-- START Task material --

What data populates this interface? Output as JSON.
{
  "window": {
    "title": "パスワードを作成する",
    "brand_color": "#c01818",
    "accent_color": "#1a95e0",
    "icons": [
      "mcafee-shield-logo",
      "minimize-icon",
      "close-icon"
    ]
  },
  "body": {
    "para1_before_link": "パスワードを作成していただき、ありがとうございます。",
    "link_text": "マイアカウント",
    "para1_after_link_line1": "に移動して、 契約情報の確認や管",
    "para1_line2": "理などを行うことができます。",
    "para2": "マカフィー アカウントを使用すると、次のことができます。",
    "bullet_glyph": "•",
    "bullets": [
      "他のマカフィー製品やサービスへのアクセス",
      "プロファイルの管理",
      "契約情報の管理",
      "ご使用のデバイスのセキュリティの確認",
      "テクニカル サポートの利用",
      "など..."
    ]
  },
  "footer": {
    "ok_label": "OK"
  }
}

-- END Task material --

**What needs to be done**
Output the records above in their entirety, exactly.

**The result**
What data populates this interface? Output as JSON.
{
  "window": {
    "title": "パスワードを作成する",
    "brand_color": "#c01818",
    "accent_color": "#1a95e0",
    "icons": [
      "mcafee-shield-logo",
      "minimize-icon",
      "close-icon"
    ]
  },
  "body": {
    "para1_before_link": "パスワードを作成していただき、ありがとうございます。",
    "link_text": "マイアカウント",
    "para1_after_link_line1": "に移動して、 契約情報の確認や管",
    "para1_line2": "理などを行うことができます。",
    "para2": "マカフィー アカウントを使用すると、次のことができます。",
    "bullet_glyph": "•",
    "bullets": [
      "他のマカフィー製品やサービスへのアクセス",
      "プロファイルの管理",
      "契約情報の管理",
      "ご使用のデバイスのセキュリティの確認",
      "テクニカル サポートの利用",
      "など..."
    ]
  },
  "footer": {
    "ok_label": "OK"
  }
}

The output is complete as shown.